• What the task asks:
Write out the whole listing again, exactly as given.
=-=-=
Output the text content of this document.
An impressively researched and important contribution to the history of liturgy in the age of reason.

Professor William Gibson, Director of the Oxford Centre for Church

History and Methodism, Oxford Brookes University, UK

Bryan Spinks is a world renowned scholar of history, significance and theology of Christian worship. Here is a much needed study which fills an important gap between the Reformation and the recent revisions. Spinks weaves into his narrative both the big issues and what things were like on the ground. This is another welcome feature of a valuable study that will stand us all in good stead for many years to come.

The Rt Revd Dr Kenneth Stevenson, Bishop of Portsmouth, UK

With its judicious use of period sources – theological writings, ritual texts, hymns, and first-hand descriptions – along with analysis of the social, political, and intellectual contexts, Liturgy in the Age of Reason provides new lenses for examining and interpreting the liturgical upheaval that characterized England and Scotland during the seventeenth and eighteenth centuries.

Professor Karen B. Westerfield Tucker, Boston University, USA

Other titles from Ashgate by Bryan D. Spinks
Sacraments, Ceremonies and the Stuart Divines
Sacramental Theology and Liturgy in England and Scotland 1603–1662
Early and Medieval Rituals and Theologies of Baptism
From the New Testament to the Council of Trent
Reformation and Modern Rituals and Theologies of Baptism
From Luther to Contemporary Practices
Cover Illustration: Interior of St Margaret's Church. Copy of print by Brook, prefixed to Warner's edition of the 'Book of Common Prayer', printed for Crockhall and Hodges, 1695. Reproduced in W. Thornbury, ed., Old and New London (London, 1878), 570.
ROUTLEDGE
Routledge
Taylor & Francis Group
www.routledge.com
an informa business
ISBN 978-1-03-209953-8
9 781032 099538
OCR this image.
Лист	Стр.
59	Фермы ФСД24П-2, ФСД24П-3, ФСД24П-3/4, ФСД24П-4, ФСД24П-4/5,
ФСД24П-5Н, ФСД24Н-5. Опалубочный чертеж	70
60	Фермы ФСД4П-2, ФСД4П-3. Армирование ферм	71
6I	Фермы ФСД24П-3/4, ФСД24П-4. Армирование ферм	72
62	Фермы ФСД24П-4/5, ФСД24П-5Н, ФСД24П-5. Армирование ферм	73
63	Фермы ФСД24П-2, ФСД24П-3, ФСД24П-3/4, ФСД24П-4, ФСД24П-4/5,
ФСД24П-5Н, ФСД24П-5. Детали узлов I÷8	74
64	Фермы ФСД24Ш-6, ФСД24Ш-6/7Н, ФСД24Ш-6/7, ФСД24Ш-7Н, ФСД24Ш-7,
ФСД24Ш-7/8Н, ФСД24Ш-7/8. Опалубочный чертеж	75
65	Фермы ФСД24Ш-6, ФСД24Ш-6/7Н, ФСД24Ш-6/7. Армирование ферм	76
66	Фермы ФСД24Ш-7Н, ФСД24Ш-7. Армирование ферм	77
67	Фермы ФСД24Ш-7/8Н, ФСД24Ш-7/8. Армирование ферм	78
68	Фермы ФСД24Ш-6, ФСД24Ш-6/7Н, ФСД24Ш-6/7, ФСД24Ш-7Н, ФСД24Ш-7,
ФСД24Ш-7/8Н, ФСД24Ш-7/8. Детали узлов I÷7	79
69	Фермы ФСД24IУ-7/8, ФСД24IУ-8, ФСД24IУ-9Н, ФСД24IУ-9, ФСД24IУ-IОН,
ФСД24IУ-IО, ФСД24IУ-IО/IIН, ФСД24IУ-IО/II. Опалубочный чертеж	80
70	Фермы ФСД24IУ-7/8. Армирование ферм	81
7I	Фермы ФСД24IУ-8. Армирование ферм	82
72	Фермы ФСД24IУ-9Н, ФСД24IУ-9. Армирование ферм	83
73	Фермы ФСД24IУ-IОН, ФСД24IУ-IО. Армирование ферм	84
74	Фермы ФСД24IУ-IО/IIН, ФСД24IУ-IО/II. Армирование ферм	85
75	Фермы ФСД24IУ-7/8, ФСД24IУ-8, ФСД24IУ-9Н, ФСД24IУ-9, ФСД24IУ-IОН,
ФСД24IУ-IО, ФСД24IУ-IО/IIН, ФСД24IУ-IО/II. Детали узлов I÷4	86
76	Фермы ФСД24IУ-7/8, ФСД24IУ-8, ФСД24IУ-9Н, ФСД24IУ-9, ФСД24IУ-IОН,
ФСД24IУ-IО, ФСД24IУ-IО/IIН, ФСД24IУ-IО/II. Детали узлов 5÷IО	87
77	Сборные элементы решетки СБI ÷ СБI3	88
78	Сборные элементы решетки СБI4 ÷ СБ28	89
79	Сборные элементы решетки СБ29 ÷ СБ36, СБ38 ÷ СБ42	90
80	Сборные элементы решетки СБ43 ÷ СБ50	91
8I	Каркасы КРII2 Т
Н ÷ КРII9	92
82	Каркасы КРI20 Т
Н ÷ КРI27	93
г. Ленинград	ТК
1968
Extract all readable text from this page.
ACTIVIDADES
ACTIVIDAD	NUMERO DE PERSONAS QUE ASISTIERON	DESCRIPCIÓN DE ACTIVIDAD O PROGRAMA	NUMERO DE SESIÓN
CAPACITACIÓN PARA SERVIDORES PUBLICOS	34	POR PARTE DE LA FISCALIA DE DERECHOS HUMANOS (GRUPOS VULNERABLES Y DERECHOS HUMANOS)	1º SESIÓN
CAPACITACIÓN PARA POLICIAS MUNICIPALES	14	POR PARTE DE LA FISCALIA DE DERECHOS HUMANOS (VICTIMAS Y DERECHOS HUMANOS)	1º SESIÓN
=-=-=
• Exercise solution:
Output the text content of this document.
An impressively researched and important contribution to the history of liturgy in the age of reason.

Professor William Gibson, Director of the Oxford Centre for Church

History and Methodism, Oxford Brookes University, UK

Bryan Spinks is a world renowned scholar of history, significance and theology of Christian worship. Here is a much needed study which fills an important gap between the Reformation and the recent revisions. Spinks weaves into his narrative both the big issues and what things were like on the ground. This is another welcome feature of a valuable study that will stand us all in good stead for many years to come.

The Rt Revd Dr Kenneth Stevenson, Bishop of Portsmouth, UK

With its judicious use of period sources – theological writings, ritual texts, hymns, and first-hand descriptions – along with analysis of the social, political, and intellectual contexts, Liturgy in the Age of Reason provides new lenses for examining and interpreting the liturgical upheaval that characterized England and Scotland during the seventeenth and eighteenth centuries.

Professor Karen B. Westerfield Tucker, Boston University, USA

Other titles from Ashgate by Bryan D. Spinks
Sacraments, Ceremonies and the Stuart Divines
Sacramental Theology and Liturgy in England and Scotland 1603–1662
Early and Medieval Rituals and Theologies of Baptism
From the New Testament to the Council of Trent
Reformation and Modern Rituals and Theologies of Baptism
From Luther to Contemporary Practices
Cover Illustration: Interior of St Margaret's Church. Copy of print by Brook, prefixed to Warner's edition of the 'Book of Common Prayer', printed for Crockhall and Hodges, 1695. Reproduced in W. Thornbury, ed., Old and New London (London, 1878), 570.
ROUTLEDGE
Routledge
Taylor & Francis Group
www.routledge.com
an informa business
ISBN 978-1-03-209953-8
9 781032 099538
OCR this image.
Лист	Стр.
59	Фермы ФСД24П-2, ФСД24П-3, ФСД24П-3/4, ФСД24П-4, ФСД24П-4/5,
ФСД24П-5Н, ФСД24Н-5. Опалубочный чертеж	70
60	Фермы ФСД4П-2, ФСД4П-3. Армирование ферм	71
6I	Фермы ФСД24П-3/4, ФСД24П-4. Армирование ферм	72
62	Фермы ФСД24П-4/5, ФСД24П-5Н, ФСД24П-5. Армирование ферм	73
63	Фермы ФСД24П-2, ФСД24П-3, ФСД24П-3/4, ФСД24П-4, ФСД24П-4/5,
ФСД24П-5Н, ФСД24П-5. Детали узлов I÷8	74
64	Фермы ФСД24Ш-6, ФСД24Ш-6/7Н, ФСД24Ш-6/7, ФСД24Ш-7Н, ФСД24Ш-7,
ФСД24Ш-7/8Н, ФСД24Ш-7/8. Опалубочный чертеж	75
65	Фермы ФСД24Ш-6, ФСД24Ш-6/7Н, ФСД24Ш-6/7. Армирование ферм	76
66	Фермы ФСД24Ш-7Н, ФСД24Ш-7. Армирование ферм	77
67	Фермы ФСД24Ш-7/8Н, ФСД24Ш-7/8. Армирование ферм	78
68	Фермы ФСД24Ш-6, ФСД24Ш-6/7Н, ФСД24Ш-6/7, ФСД24Ш-7Н, ФСД24Ш-7,
ФСД24Ш-7/8Н, ФСД24Ш-7/8. Детали узлов I÷7	79
69	Фермы ФСД24IУ-7/8, ФСД24IУ-8, ФСД24IУ-9Н, ФСД24IУ-9, ФСД24IУ-IОН,
ФСД24IУ-IО, ФСД24IУ-IО/IIН, ФСД24IУ-IО/II. Опалубочный чертеж	80
70	Фермы ФСД24IУ-7/8. Армирование ферм	81
7I	Фермы ФСД24IУ-8. Армирование ферм	82
72	Фермы ФСД24IУ-9Н, ФСД24IУ-9. Армирование ферм	83
73	Фермы ФСД24IУ-IОН, ФСД24IУ-IО. Армирование ферм	84
74	Фермы ФСД24IУ-IО/IIН, ФСД24IУ-IО/II. Армирование ферм	85
75	Фермы ФСД24IУ-7/8, ФСД24IУ-8, ФСД24IУ-9Н, ФСД24IУ-9, ФСД24IУ-IОН,
ФСД24IУ-IО, ФСД24IУ-IО/IIН, ФСД24IУ-IО/II. Детали узлов I÷4	86
76	Фермы ФСД24IУ-7/8, ФСД24IУ-8, ФСД24IУ-9Н, ФСД24IУ-9, ФСД24IУ-IОН,
ФСД24IУ-IО, ФСД24IУ-IО/IIН, ФСД24IУ-IО/II. Детали узлов 5÷IО	87
77	Сборные элементы решетки СБI ÷ СБI3	88
78	Сборные элементы решетки СБI4 ÷ СБ28	89
79	Сборные элементы решетки СБ29 ÷ СБ36, СБ38 ÷ СБ42	90
80	Сборные элементы решетки СБ43 ÷ СБ50	91
8I	Каркасы КРII2 Т
Н ÷ КРII9	92
82	Каркасы КРI20 Т
Н ÷ КРI27	93
г. Ленинград	ТК
1968
Extract all readable text from this page.
ACTIVIDADES
ACTIVIDAD	NUMERO DE PERSONAS QUE ASISTIERON	DESCRIPCIÓN DE ACTIVIDAD O PROGRAMA	NUMERO DE SESIÓN
CAPACITACIÓN PARA SERVIDORES PUBLICOS	34	POR PARTE DE LA FISCALIA DE DERECHOS HUMANOS (GRUPOS VULNERABLES Y DERECHOS HUMANOS)	1º SESIÓN
CAPACITACIÓN PARA POLICIAS MUNICIPALES	14	POR PARTE DE LA FISCALIA DE DERECHOS HUMANOS (VICTIMAS Y DERECHOS HUMANOS)	1º SESIÓN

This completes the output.